Short task:
Go through the listing and pick out each line with the word "Adjt" in it.

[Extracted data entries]
----------------

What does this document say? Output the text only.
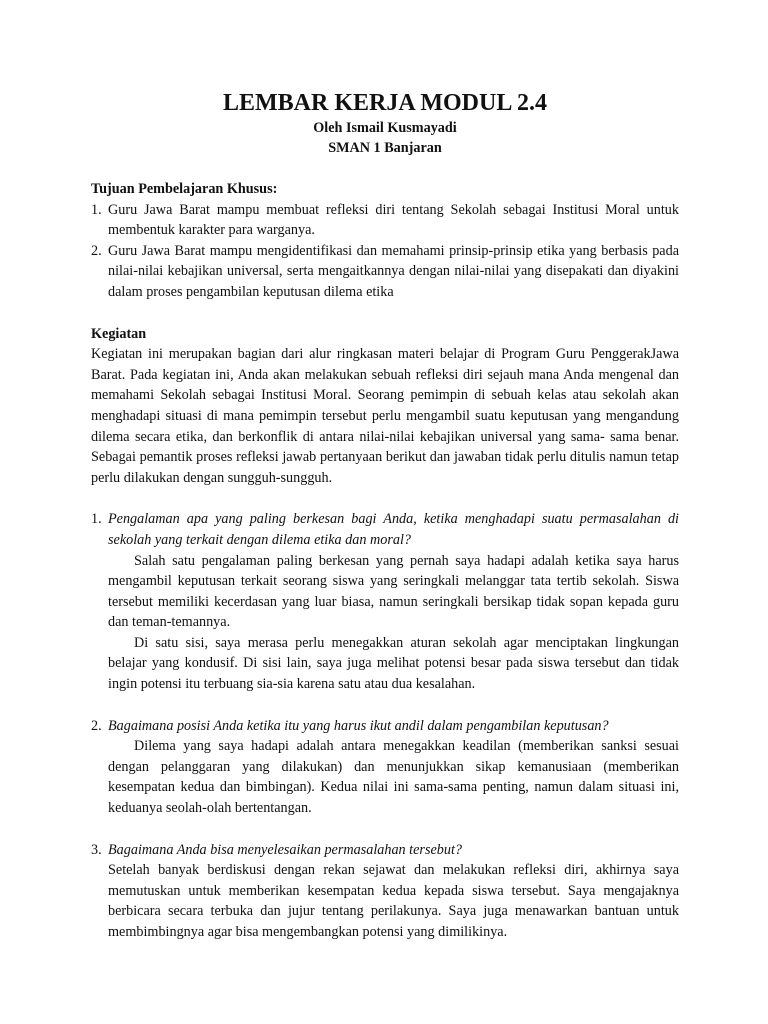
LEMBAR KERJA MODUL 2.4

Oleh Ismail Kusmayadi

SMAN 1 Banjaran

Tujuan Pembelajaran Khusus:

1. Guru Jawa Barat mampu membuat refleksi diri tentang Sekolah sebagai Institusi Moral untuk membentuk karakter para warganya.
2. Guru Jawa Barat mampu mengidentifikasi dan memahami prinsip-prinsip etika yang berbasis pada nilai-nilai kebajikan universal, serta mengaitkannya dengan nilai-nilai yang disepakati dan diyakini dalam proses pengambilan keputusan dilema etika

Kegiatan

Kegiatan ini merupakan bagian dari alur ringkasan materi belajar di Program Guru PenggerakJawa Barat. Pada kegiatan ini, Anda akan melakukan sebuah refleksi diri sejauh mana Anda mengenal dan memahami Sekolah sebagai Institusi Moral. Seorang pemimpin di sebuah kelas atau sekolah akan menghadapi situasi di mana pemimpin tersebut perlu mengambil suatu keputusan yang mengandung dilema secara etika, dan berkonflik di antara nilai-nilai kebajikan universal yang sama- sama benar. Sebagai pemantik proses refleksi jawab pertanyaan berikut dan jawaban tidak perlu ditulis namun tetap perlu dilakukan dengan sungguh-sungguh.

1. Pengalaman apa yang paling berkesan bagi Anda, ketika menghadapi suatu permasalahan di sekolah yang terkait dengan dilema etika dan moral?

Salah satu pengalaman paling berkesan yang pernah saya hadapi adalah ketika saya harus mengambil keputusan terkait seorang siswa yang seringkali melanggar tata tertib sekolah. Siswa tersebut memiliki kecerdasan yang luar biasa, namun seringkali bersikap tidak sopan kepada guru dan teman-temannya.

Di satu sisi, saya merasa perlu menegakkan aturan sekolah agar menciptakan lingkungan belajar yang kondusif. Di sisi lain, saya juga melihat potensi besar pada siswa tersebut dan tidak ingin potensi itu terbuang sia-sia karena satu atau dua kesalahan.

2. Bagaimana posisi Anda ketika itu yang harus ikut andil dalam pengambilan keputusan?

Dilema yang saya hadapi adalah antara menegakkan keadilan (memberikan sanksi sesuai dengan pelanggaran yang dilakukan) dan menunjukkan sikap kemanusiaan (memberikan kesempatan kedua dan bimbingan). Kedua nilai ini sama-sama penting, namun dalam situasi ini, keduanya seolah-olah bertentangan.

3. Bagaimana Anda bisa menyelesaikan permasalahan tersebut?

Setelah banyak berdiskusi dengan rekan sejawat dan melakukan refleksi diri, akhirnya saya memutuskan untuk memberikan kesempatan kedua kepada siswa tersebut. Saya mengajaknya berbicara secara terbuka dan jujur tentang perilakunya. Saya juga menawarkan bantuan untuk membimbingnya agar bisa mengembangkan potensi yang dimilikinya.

----------------

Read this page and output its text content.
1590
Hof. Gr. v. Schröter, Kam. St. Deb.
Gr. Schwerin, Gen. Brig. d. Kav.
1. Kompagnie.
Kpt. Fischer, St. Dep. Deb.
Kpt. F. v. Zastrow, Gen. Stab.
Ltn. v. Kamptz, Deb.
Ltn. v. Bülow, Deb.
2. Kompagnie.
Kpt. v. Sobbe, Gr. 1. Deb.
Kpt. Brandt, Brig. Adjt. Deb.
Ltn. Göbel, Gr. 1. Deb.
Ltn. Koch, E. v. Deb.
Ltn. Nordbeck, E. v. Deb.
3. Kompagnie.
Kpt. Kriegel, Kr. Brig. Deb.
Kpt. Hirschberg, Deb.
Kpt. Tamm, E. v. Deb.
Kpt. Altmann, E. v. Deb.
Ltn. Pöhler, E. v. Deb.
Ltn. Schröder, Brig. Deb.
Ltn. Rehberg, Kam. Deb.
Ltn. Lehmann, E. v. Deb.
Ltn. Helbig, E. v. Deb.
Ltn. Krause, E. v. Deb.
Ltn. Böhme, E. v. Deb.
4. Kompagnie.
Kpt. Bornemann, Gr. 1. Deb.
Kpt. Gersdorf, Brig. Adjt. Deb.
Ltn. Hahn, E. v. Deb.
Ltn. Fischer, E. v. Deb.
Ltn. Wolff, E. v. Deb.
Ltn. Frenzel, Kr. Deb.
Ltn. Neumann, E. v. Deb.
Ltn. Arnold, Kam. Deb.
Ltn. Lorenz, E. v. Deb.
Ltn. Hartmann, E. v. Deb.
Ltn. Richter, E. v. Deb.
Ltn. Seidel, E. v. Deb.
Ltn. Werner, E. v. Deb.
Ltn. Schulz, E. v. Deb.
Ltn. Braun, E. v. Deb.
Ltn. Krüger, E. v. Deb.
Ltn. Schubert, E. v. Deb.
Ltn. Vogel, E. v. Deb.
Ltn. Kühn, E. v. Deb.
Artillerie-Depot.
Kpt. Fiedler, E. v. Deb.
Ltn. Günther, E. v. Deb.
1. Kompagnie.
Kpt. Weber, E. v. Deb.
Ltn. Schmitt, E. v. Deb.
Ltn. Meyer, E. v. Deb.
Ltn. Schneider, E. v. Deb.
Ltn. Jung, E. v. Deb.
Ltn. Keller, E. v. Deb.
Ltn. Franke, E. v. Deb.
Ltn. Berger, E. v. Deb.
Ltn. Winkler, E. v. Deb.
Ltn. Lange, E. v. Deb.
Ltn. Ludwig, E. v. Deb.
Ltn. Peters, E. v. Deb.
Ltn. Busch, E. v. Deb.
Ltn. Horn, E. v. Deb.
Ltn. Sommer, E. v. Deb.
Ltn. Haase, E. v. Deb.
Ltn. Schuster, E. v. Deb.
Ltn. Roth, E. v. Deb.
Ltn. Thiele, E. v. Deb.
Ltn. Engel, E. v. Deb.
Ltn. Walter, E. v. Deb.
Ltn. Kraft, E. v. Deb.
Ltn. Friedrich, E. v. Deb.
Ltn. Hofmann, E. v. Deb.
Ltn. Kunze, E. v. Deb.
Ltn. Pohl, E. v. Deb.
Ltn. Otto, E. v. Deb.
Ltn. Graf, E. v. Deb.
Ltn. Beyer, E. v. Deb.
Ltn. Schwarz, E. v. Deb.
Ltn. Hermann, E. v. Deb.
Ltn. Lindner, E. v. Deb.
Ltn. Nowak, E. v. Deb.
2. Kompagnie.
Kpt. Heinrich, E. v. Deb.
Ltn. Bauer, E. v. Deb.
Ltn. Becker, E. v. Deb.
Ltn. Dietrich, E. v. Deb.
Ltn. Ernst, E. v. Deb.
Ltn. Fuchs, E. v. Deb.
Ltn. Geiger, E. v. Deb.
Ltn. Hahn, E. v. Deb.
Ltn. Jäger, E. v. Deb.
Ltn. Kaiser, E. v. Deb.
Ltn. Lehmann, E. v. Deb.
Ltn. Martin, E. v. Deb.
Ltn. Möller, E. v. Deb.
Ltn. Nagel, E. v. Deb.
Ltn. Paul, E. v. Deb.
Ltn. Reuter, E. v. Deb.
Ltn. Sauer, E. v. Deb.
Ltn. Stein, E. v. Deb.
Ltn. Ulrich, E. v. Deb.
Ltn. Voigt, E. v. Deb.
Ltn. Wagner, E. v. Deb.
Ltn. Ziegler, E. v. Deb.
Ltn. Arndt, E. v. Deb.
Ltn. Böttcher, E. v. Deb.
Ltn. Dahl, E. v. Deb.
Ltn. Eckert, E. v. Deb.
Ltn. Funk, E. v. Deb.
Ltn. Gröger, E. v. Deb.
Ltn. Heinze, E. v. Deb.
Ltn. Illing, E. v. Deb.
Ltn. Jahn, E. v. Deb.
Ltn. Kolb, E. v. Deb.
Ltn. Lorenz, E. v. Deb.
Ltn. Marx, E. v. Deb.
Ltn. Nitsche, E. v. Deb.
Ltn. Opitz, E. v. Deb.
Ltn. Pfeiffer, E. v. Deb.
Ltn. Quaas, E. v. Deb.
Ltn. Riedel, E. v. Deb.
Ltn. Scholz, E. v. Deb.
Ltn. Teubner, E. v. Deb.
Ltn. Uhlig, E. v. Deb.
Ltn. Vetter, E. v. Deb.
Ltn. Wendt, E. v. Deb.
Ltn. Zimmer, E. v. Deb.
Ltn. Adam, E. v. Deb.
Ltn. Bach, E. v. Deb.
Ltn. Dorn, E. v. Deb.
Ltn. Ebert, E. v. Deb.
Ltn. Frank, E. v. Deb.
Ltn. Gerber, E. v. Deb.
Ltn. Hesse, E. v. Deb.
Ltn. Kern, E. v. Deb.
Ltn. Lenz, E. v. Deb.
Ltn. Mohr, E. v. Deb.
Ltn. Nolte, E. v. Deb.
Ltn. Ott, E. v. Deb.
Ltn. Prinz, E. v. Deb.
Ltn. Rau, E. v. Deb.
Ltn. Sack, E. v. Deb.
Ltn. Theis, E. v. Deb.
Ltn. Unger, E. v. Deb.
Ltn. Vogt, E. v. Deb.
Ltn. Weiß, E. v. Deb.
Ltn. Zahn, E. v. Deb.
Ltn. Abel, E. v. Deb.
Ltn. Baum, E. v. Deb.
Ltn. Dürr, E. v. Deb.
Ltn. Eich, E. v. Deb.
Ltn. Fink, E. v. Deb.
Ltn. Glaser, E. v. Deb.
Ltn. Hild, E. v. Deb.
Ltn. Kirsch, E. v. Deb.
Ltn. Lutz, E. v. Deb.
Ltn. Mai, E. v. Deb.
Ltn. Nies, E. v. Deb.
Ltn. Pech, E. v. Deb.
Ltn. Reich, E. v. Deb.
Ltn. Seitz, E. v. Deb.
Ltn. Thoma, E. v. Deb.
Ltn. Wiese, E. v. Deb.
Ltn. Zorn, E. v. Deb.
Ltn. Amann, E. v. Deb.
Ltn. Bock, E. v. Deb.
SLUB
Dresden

----------------

Exercise response:
Kpt. Brandt, Brig. Adjt. Deb.
Kpt. Gersdorf, Brig. Adjt. Deb.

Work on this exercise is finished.